(STATED EXERCISE)
Spot every line with the word "двенадцатиперстной" and return it.

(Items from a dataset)
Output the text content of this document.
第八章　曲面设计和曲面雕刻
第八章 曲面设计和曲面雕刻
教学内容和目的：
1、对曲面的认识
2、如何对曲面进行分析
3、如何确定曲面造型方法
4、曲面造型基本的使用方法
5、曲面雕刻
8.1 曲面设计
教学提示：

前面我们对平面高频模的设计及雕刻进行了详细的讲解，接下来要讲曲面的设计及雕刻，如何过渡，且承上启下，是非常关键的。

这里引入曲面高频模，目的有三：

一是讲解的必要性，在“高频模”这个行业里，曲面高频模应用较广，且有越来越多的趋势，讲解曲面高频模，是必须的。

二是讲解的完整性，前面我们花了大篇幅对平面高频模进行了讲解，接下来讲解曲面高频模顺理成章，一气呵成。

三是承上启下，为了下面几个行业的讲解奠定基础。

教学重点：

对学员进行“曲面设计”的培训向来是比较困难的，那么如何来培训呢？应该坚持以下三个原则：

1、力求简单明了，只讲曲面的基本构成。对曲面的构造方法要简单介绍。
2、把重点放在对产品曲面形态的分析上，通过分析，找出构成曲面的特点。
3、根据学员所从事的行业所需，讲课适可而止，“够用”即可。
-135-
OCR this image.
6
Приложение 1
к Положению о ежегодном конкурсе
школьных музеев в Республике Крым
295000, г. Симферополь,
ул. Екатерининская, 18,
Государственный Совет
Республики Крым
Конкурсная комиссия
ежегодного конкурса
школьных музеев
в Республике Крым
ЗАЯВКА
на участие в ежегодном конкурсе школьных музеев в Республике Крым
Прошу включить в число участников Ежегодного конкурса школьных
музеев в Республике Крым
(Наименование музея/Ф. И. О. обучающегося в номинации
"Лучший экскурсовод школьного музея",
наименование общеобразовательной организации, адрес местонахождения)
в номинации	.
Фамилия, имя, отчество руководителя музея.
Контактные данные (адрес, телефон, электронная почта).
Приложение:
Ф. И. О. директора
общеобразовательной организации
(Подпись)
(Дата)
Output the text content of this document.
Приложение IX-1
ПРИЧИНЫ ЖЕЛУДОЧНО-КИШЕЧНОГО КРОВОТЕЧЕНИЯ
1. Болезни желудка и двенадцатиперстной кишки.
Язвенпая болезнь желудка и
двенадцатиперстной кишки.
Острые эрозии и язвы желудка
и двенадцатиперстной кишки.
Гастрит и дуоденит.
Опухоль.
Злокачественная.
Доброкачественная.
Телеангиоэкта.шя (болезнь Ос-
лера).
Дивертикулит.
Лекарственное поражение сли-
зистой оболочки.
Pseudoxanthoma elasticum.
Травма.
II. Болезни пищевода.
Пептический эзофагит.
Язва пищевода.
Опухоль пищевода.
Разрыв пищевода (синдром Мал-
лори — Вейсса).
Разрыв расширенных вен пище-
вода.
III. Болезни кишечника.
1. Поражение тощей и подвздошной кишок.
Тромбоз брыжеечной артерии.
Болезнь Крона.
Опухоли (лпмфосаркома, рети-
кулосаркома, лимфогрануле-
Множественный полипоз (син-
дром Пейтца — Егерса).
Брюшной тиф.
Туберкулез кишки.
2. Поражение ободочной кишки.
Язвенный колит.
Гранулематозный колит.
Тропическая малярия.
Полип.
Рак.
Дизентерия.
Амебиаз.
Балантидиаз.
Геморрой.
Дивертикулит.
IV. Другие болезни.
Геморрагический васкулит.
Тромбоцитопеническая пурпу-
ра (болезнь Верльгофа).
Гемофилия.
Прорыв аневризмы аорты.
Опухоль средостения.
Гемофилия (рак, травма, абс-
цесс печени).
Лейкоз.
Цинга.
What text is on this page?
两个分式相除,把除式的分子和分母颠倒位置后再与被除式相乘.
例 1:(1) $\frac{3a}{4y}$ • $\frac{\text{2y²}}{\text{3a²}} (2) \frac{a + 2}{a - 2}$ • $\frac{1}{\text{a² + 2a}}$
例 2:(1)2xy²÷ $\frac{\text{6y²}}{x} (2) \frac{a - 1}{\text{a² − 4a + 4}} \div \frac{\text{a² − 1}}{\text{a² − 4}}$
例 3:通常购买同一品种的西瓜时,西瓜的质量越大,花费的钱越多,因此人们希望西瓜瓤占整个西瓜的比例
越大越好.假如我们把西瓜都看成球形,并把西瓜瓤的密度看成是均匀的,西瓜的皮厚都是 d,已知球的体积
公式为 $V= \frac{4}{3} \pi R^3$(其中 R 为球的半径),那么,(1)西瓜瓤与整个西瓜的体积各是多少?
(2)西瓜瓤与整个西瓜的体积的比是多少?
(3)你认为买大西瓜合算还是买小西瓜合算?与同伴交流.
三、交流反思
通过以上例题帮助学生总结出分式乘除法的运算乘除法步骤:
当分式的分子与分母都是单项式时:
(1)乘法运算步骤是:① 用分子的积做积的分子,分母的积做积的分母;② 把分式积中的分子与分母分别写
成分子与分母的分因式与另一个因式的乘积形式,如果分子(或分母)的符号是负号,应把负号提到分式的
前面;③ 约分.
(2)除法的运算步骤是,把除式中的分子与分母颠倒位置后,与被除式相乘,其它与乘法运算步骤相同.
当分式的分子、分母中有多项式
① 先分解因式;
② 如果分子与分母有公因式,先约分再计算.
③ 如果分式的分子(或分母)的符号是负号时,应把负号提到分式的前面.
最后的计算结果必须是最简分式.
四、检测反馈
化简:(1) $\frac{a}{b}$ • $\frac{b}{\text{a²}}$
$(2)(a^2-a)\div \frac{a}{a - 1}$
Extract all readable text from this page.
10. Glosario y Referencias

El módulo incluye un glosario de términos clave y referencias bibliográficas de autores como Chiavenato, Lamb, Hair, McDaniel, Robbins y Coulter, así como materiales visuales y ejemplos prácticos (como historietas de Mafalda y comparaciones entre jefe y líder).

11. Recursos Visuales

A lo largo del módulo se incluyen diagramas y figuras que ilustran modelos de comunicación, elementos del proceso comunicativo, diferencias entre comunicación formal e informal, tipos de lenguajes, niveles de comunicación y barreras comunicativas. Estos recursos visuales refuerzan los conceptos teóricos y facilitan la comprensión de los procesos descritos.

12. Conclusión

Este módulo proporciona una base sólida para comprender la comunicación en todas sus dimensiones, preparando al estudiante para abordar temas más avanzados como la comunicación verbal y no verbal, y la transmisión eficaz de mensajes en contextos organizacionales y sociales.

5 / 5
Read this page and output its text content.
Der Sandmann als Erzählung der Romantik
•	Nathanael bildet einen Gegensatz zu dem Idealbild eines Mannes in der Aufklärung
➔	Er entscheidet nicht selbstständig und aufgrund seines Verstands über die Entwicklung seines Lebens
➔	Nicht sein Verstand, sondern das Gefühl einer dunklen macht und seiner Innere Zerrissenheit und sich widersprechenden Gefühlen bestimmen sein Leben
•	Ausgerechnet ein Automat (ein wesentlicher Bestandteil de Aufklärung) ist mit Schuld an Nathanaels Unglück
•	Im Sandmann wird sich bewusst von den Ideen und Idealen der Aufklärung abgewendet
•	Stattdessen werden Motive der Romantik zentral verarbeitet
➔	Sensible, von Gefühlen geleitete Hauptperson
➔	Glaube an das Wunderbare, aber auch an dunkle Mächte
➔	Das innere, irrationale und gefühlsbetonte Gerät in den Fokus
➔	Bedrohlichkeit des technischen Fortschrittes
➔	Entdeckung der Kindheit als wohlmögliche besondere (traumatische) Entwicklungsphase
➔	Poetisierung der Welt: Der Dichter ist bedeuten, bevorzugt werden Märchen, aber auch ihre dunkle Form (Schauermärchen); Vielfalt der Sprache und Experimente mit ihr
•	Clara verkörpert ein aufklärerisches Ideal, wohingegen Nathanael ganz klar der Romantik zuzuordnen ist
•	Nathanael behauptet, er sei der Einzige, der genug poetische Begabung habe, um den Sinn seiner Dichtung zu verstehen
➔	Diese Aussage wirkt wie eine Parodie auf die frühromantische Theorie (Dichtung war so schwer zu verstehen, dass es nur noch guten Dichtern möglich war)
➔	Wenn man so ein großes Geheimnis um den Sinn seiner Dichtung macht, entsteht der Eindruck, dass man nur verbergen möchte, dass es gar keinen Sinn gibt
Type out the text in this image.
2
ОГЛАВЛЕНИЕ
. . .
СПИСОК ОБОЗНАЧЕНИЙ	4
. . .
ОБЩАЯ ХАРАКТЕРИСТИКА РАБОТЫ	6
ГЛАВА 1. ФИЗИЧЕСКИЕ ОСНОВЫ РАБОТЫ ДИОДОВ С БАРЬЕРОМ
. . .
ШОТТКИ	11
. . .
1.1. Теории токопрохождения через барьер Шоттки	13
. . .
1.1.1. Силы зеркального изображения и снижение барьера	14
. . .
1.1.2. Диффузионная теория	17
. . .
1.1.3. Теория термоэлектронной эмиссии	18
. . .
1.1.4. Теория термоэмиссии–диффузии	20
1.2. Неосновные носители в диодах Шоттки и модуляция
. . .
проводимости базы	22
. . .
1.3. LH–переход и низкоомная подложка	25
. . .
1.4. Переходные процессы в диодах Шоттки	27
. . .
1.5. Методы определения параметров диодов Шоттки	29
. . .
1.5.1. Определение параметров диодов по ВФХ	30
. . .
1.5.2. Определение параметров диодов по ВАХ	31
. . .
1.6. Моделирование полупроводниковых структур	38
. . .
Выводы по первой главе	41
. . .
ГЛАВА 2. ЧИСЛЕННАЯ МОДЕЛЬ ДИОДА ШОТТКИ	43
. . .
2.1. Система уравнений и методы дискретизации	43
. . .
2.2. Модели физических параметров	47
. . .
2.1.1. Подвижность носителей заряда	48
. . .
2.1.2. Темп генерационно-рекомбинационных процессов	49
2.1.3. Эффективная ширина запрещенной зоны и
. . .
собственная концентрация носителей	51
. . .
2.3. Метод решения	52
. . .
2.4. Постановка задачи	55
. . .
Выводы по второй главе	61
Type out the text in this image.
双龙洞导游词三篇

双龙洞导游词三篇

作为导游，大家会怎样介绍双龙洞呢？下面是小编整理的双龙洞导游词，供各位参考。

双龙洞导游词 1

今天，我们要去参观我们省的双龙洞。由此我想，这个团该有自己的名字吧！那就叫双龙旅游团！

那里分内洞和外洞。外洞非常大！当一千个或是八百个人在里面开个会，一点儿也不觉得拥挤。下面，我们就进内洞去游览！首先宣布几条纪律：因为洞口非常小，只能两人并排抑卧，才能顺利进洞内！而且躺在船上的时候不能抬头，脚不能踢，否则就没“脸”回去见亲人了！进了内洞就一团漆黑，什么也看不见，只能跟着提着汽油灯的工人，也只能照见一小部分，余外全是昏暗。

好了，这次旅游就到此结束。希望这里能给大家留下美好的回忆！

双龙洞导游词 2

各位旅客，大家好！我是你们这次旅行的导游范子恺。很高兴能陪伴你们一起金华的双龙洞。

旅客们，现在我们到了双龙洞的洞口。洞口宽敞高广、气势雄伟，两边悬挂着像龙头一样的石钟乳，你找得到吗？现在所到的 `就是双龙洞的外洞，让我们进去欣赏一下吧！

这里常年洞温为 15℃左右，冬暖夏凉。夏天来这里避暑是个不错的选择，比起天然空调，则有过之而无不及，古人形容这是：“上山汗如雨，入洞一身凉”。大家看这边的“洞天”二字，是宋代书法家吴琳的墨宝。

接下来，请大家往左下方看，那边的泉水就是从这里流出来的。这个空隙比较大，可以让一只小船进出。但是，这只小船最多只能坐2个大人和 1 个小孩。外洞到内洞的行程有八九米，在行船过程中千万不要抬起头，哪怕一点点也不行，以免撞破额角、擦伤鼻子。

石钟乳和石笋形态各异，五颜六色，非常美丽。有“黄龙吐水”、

(COMPLETE ANSWER)
1. Болезни желудка и двенадцатиперстной кишки.
двенадцатиперстной кишки.
и двенадцатиперстной кишки.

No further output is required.